* [GOAL OF THE EXERCISE]
Isolate every line in the records below with "pièce" in it.

Data extracted from a collection
▬▬▬▬▬▬
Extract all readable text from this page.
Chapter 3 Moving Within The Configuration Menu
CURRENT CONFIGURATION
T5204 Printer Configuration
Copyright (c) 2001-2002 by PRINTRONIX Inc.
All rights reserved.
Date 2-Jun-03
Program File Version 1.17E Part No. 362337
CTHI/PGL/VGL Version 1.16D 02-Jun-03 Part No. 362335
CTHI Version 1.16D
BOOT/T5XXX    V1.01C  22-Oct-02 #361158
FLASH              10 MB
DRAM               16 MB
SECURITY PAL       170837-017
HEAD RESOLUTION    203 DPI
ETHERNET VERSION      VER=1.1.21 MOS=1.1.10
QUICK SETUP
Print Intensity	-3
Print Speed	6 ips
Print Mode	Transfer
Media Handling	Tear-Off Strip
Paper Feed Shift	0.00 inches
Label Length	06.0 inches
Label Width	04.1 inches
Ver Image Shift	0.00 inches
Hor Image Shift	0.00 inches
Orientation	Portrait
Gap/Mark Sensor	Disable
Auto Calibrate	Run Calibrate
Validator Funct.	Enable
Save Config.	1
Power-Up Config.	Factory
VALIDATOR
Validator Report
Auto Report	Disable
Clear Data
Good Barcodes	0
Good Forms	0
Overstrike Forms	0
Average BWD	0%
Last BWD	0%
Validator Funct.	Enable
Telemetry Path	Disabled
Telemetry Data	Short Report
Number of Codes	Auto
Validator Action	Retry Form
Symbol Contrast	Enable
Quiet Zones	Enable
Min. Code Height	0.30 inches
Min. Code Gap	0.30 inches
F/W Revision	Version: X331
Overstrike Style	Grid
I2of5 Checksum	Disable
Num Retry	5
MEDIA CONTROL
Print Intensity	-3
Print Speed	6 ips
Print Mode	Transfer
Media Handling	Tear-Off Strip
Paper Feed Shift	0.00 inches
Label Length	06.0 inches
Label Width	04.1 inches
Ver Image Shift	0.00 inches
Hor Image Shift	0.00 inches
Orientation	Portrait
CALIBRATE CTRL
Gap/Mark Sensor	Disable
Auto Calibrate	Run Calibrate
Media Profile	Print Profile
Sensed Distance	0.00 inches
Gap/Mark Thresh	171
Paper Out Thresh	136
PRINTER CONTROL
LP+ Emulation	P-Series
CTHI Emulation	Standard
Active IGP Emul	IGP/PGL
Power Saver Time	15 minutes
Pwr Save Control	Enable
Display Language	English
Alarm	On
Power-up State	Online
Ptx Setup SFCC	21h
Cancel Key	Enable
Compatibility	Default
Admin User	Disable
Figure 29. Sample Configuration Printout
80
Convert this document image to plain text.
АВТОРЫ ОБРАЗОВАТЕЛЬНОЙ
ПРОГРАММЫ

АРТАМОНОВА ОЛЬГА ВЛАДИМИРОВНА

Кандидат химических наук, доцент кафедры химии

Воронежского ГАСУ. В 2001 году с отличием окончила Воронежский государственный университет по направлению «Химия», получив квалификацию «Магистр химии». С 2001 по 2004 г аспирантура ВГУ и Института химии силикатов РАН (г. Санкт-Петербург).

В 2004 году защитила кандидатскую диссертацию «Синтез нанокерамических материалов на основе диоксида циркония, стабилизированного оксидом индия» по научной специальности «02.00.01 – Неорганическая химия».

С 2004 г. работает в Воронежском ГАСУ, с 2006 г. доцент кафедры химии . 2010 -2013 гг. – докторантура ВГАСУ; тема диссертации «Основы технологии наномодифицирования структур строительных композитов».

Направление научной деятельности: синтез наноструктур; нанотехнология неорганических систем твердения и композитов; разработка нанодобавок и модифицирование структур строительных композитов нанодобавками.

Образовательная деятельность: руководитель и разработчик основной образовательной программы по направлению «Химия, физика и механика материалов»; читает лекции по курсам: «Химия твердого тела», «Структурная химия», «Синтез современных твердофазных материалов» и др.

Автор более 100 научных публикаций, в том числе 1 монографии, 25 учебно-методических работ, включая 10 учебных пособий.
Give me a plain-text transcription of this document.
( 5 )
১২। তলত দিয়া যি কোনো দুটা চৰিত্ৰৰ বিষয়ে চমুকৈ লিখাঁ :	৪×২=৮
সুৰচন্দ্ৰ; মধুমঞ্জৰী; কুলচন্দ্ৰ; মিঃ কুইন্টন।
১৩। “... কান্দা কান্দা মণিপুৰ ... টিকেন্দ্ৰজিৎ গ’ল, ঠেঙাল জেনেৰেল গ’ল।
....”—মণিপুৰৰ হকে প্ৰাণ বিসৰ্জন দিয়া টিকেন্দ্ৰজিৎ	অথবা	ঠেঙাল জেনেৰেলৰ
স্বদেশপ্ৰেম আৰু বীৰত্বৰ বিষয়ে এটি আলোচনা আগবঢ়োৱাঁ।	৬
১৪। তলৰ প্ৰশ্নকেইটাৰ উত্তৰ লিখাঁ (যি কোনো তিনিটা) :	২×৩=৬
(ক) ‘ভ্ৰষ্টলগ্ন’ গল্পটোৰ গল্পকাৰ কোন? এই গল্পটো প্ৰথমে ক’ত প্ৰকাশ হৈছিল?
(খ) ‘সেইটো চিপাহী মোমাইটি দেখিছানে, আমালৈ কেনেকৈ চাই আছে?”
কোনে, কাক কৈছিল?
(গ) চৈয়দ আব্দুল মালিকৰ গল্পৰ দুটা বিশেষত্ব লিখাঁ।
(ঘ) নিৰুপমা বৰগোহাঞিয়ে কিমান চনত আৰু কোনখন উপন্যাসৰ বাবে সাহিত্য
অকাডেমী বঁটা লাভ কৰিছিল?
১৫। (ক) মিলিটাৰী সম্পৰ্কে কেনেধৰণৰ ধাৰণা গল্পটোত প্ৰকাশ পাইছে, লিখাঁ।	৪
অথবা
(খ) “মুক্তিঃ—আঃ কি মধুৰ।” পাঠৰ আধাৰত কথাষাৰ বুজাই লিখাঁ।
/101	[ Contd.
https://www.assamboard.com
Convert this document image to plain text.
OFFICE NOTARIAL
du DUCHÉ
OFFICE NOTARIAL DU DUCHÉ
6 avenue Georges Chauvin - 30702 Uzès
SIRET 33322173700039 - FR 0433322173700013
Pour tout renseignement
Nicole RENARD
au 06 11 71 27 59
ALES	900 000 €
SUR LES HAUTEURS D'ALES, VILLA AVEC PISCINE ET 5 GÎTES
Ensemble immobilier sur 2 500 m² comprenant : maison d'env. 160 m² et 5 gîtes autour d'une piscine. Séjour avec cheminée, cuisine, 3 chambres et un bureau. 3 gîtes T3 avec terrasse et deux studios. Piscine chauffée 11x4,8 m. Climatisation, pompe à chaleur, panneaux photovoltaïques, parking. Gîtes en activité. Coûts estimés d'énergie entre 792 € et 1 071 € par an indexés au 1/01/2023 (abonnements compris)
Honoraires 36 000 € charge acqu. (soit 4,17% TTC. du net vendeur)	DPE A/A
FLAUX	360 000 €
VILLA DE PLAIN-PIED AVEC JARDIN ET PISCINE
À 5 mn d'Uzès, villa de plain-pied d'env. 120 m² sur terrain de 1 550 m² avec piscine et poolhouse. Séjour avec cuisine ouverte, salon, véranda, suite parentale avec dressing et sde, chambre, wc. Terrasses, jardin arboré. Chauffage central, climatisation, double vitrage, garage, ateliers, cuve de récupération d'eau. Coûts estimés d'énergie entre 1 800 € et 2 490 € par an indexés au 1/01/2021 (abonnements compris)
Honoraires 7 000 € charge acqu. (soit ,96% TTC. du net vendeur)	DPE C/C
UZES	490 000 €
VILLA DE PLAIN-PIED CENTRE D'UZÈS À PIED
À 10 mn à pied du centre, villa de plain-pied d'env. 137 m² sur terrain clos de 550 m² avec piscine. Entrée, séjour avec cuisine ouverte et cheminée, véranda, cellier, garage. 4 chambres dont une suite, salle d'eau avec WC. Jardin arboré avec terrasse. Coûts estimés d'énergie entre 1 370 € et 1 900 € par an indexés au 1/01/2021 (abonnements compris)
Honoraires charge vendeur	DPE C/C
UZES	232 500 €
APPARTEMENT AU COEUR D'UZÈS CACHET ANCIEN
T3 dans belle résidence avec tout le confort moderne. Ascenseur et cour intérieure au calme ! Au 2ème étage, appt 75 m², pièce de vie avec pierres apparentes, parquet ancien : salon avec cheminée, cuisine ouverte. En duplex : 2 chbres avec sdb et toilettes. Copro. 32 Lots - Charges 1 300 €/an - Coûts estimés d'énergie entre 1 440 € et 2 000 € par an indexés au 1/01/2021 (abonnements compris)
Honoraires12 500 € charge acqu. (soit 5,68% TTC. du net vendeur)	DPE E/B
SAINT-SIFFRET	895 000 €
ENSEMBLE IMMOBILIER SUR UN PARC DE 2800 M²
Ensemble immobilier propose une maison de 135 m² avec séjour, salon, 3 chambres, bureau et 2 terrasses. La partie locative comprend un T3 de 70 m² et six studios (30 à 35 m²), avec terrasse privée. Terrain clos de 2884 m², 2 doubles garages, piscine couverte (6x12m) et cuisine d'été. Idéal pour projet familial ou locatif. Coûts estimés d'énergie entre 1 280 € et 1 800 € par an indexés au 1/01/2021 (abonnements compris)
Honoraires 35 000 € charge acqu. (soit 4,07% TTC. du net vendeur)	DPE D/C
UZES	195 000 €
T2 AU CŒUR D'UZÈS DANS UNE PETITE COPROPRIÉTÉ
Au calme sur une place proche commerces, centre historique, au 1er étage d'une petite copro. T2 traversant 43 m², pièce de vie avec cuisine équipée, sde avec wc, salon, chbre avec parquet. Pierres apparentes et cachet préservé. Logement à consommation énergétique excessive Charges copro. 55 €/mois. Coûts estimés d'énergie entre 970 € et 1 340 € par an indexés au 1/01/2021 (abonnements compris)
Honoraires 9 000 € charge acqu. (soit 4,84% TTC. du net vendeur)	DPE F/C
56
▬▬▬▬▬▬
* [SOLVED PROBLEM]
T3 dans belle résidence avec tout le confort moderne. Ascenseur et cour intérieure au calme ! Au 2ème étage, appt 75 m², pièce de vie avec pierres apparentes, parquet ancien : salon avec cheminée, cuisine ouverte. En duplex : 2 chbres avec sdb et toilettes. Copro. 32 Lots - Charges 1 300 €/an - Coûts estimés d'énergie entre 1 440 € et 2 000 € par an indexés au 1/01/2021 (abonnements compris)
Au calme sur une place proche commerces, centre historique, au 1er étage d'une petite copro. T2 traversant 43 m², pièce de vie avec cuisine équipée, sde avec wc, salon, chbre avec parquet. Pierres apparentes et cachet préservé. Logement à consommation énergétique excessive Charges copro. 55 €/mois. Coûts estimés d'énergie entre 970 € et 1 340 € par an indexés au 1/01/2021 (abonnements compris)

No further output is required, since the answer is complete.